HE WAS the most famous member of one of the most power-hungry and ruthless families since the Borgias, possibly cheated his way into the White House and his main legacy to his country was the Vietnam War.

Yet we’re in the middle of a mini-raft of TV shows to mark the 50th anniversary of John F Kennedy’s ascension to power; goodness knows what it will be like when we get to the half-century of his assassination.

The main question is simply – why? What’s the big deal with JFK? We all know he pioneered style-heavy politics, but don’t we need some substance to justify the attention after all these years?

The two presidents who followed him were surely men of greater ability, but no one looks back with wistful yearning, or even the same prurient fascination, to Johnson or Nixon.

Ah but, you may say, that’s missing the point; it’s his death that made the difference. Of course it did, in more ways than one. For one thing, it gave rise to not merely one conspiracy theory, but a whole conspiratorial cocktail. The ingredients are all there: the president murdered, his apparent assassin killed, with possible suspects including the Russians, Castro, the Mob and the CIA.

Then his bright little brother is gunned down a few years later, and the rest of the “first family” self-destructs in various ways. You really didn’t need any links with Marilyn Monroe for this to be the kingpin of conspiracies.

I’m told some satellite channels dissect the “details” virtually on a loop. The only conspiracy to top it is the one about whether the moon landings happened or not – but then, didn’t JFK order the moon shots too?

His death also gave rise to a lingering sense of loss, of what might have been. True, he died before his inadequacies and errors could rebound on him, but also before he had any chance to put them right. We’ll never know what he might have done, and the idea still haunts many people, not only in America, of a great opportunity snatched away.

Record extracts:
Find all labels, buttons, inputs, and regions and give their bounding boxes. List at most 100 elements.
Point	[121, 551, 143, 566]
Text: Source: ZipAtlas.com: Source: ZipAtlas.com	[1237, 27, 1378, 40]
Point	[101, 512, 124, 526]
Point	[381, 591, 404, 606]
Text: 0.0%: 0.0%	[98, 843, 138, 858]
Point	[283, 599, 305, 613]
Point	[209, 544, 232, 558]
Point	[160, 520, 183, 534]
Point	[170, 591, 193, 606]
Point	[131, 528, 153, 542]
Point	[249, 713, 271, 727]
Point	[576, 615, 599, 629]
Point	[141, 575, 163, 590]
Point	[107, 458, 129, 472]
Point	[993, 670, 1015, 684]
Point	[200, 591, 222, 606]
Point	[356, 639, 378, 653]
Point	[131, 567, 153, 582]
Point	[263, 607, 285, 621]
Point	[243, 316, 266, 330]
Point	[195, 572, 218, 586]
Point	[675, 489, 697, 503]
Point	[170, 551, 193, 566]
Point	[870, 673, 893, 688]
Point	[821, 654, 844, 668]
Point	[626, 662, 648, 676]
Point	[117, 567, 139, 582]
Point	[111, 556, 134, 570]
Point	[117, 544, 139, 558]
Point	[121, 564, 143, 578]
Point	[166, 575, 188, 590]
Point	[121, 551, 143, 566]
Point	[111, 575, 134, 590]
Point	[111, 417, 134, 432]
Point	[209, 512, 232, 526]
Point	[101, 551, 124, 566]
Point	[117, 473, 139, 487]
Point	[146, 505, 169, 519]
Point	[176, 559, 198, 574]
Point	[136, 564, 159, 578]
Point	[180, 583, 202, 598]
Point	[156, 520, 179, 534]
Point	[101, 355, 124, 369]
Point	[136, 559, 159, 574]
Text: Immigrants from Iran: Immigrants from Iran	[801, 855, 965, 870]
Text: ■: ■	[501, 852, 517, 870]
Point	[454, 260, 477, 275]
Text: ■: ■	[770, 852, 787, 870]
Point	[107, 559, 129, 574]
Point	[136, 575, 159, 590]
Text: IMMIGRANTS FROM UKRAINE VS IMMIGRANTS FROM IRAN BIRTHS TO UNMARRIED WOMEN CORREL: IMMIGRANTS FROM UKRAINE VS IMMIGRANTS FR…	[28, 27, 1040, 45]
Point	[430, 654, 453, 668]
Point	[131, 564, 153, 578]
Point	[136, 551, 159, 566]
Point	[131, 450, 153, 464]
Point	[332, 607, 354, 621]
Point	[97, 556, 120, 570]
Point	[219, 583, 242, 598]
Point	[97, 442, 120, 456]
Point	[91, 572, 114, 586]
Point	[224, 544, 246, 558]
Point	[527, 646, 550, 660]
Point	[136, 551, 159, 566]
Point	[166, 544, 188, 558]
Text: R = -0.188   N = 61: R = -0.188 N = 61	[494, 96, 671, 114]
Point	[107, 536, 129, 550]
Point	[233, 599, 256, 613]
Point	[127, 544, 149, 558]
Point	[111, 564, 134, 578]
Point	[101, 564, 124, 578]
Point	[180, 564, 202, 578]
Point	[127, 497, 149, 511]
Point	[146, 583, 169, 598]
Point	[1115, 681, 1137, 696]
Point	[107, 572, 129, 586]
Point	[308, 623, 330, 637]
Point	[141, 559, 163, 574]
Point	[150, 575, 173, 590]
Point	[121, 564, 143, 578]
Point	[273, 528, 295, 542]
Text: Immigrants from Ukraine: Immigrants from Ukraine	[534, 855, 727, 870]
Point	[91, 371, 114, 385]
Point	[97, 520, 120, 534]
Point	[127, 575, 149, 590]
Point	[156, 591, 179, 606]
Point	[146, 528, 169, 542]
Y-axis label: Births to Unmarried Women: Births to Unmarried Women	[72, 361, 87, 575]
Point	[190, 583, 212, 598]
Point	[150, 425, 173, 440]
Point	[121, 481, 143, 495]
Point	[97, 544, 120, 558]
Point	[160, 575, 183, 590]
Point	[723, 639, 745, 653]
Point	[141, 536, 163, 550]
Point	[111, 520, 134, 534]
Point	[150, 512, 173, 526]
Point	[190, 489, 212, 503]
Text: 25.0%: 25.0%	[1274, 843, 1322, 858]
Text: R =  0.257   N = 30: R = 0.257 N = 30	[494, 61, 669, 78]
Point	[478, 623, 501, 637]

Study questions:
A) Please rewrite the part of the JFK piece that begins at "Then his bright" and stops after "kingpin of conspiracies.", with "little brother" replaced by "younger brother".
B) Translate this sentence from the JFK piece into Spanish: "I’m told some satellite channels dissect the “details” virtually on a loop."

Solved tasks:
A)
Then his bright younger brother is gunned down a few years later, and the rest of the “first family” self-destructs in various ways. You really didn’t need any links with Marilyn Monroe for this to be the kingpin of conspiracies.

B) Me dicen que algunos canales por satélite analizan los «detalles» prácticamente en bucle.